— Start Data rows —

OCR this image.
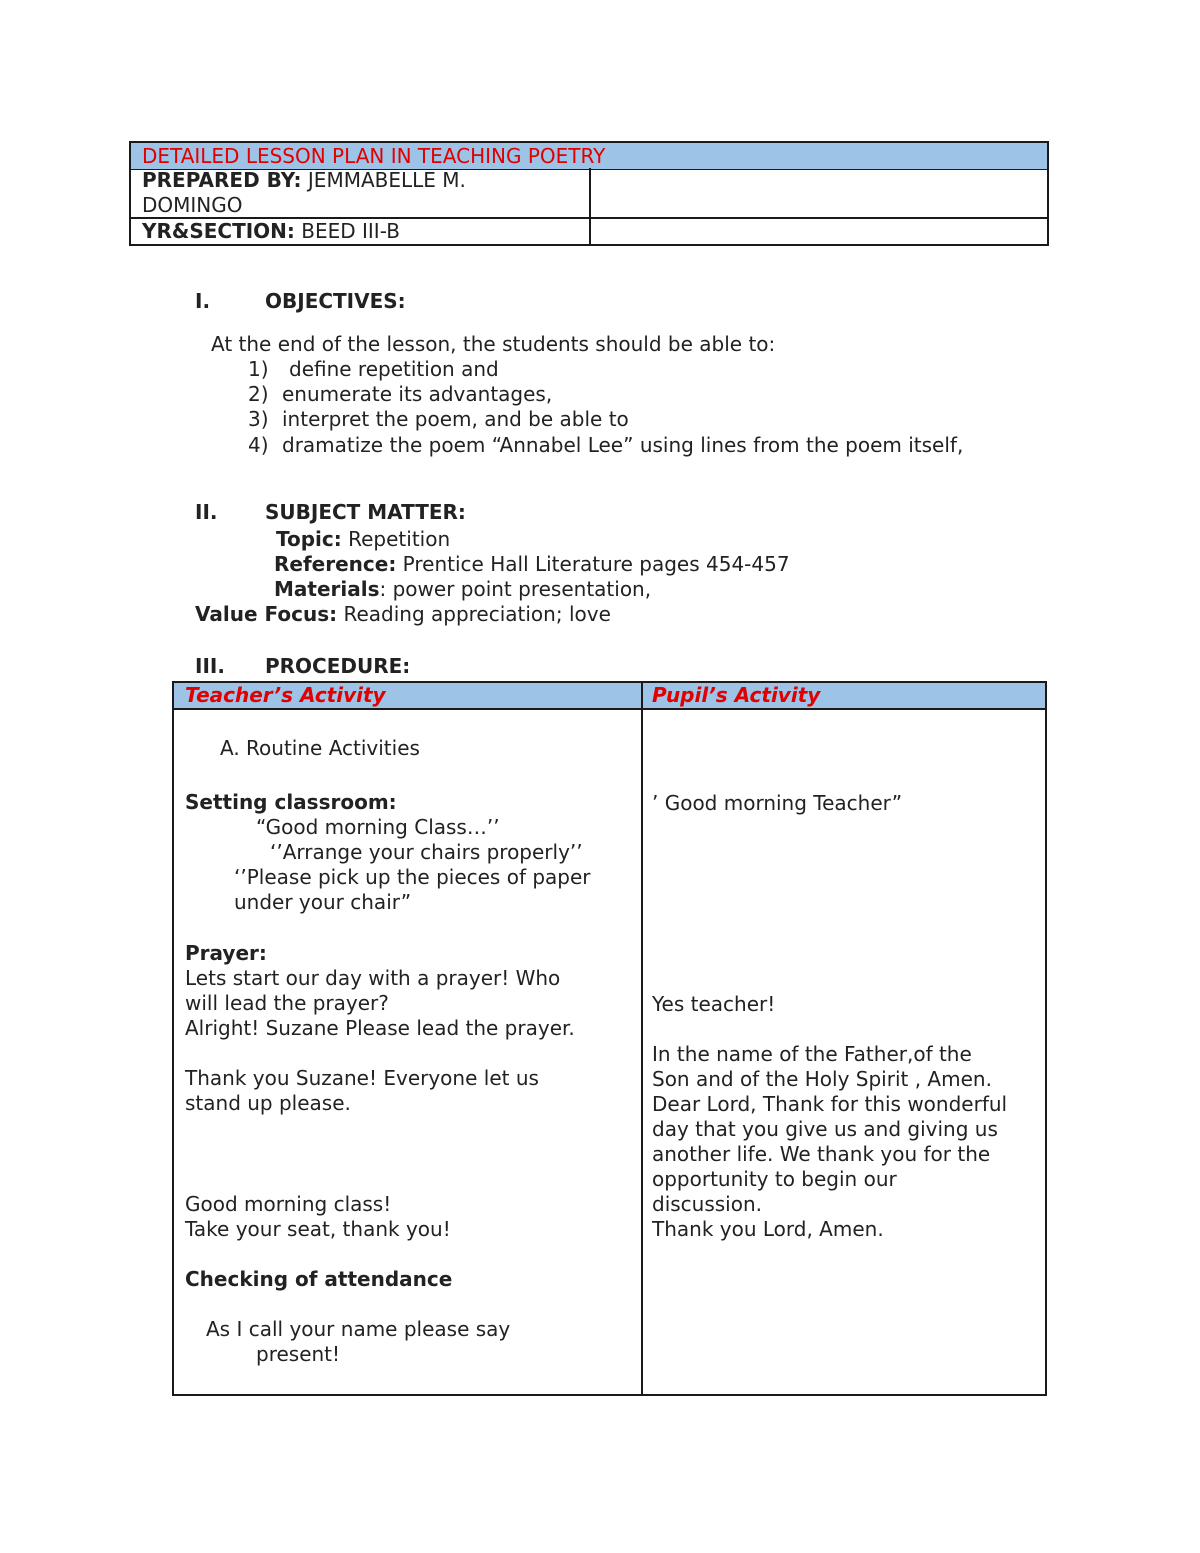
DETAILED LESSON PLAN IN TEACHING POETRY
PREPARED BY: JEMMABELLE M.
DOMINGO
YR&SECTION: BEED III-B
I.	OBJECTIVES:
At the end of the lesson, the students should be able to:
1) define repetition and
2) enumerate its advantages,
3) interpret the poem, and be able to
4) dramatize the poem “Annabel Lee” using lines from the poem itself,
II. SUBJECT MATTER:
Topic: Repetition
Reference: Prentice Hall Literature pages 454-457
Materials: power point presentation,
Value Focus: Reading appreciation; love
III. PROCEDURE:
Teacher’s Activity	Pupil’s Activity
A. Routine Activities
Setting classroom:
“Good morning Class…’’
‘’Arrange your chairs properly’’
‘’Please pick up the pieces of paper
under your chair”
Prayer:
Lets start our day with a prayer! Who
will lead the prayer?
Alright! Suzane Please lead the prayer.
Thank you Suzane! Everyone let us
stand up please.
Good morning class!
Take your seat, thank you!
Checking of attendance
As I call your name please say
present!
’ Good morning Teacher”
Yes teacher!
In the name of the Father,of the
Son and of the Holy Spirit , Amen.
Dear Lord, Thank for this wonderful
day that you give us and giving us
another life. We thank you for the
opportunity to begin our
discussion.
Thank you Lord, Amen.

— End Data rows —
— Start Data rows —

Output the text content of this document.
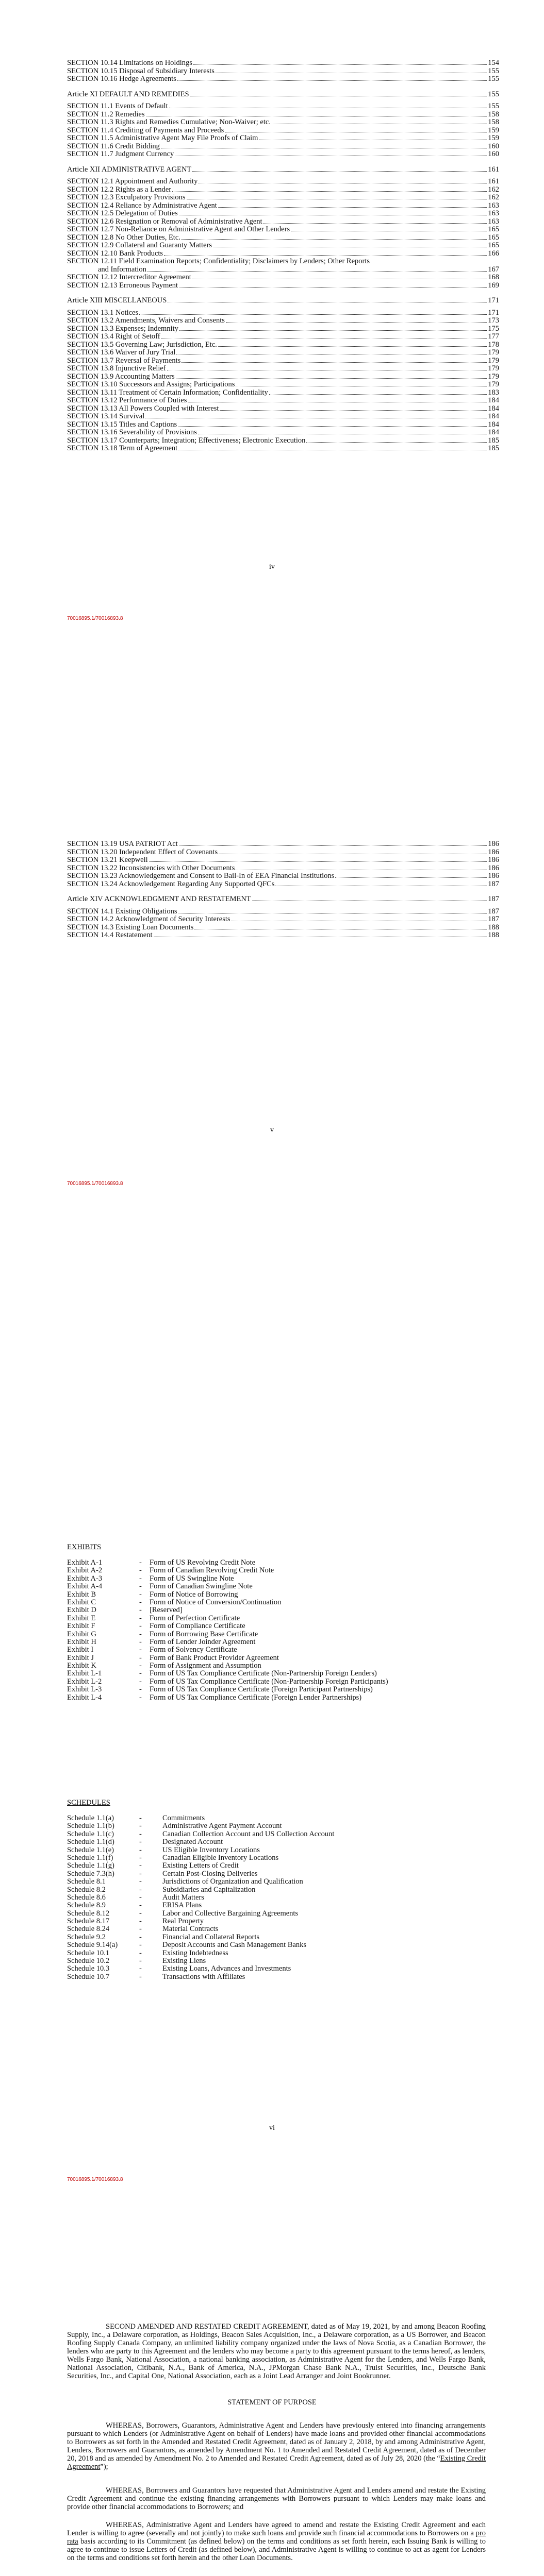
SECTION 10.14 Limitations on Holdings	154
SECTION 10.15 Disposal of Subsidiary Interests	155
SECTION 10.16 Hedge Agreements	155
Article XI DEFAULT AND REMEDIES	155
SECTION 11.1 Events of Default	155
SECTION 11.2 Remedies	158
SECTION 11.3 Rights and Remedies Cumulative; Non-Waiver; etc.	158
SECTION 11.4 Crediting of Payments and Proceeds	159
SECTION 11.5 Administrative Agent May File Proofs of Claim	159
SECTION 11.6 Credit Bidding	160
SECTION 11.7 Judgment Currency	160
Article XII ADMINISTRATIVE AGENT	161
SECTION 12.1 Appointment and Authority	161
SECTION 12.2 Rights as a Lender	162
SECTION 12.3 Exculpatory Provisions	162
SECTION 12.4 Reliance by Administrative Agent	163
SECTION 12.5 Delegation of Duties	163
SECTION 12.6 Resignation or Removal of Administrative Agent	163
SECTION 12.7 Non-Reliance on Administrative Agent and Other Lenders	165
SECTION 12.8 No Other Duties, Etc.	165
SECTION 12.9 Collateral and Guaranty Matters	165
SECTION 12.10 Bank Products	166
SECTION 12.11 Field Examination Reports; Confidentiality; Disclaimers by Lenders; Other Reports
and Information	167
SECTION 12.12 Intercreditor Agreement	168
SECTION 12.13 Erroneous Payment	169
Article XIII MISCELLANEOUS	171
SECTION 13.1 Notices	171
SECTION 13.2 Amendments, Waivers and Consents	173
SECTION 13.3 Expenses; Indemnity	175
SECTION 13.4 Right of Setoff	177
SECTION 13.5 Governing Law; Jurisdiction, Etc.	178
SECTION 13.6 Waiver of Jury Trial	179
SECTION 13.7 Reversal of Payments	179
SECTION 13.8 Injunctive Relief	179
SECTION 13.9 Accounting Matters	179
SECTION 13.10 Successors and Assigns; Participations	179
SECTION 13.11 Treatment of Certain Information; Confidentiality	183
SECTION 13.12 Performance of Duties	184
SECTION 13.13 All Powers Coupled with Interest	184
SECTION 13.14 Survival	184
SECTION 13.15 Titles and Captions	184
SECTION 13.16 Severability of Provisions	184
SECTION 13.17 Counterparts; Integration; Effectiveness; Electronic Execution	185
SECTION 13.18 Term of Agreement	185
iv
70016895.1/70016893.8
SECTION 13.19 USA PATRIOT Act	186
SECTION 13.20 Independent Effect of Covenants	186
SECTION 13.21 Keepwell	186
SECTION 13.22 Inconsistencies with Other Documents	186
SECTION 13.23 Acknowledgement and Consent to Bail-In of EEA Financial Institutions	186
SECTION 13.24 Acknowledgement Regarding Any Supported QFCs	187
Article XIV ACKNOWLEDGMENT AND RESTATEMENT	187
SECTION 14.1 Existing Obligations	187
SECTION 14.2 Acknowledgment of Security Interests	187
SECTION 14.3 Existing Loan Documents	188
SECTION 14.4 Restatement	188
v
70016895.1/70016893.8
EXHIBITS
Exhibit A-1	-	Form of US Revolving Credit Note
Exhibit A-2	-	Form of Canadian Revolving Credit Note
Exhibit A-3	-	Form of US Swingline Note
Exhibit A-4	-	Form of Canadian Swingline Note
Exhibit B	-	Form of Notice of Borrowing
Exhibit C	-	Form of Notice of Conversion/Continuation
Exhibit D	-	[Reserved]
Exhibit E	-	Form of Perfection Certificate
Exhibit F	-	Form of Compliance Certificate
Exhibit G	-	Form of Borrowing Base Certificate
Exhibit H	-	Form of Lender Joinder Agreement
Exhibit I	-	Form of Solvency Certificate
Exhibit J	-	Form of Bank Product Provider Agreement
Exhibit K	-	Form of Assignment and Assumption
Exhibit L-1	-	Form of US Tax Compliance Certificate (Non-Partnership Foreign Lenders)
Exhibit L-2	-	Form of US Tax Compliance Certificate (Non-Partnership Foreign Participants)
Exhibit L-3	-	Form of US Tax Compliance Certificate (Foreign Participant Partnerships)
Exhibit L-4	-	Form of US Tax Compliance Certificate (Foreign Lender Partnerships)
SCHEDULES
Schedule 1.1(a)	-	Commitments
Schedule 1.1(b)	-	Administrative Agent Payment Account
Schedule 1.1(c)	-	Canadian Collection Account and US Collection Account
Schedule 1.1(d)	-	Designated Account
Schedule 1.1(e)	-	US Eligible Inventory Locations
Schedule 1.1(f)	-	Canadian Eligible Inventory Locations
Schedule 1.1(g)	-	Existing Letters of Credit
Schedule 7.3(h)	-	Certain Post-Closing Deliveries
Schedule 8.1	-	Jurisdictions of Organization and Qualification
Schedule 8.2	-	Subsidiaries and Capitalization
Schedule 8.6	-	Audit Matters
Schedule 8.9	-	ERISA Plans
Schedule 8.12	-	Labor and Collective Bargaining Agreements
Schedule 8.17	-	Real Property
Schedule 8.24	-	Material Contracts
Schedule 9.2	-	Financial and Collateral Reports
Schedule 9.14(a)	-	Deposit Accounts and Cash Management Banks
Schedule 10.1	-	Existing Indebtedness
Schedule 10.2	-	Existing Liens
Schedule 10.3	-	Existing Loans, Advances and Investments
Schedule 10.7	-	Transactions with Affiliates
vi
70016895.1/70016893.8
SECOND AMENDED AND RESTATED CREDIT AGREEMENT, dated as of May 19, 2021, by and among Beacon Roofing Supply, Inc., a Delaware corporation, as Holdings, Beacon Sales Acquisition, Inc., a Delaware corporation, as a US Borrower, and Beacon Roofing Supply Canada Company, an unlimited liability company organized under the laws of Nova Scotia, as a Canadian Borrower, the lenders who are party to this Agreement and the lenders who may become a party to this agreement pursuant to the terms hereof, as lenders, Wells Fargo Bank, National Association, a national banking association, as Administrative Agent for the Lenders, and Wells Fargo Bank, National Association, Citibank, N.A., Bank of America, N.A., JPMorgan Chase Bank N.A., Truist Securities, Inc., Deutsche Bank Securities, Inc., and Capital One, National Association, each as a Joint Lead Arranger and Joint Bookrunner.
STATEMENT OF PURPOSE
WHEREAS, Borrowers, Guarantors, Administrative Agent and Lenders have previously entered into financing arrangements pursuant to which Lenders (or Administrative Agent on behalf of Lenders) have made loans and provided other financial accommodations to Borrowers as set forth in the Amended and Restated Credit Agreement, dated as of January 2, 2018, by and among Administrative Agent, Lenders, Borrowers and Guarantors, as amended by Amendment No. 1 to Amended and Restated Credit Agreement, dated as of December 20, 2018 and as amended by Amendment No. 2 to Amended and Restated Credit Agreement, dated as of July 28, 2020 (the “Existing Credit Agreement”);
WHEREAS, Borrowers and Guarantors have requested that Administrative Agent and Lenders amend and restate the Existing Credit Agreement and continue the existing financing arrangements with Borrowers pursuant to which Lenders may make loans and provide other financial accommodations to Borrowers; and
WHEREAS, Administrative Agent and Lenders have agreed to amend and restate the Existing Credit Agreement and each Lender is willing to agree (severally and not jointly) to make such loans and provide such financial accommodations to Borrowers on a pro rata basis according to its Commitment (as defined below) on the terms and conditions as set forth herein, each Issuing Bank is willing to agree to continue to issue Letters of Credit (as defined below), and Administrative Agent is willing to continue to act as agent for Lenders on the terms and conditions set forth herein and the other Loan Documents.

— End Data rows —

■ **Task requirements**
State how many lines include the string "Revolving". Give no other information.

■ **The reply**
2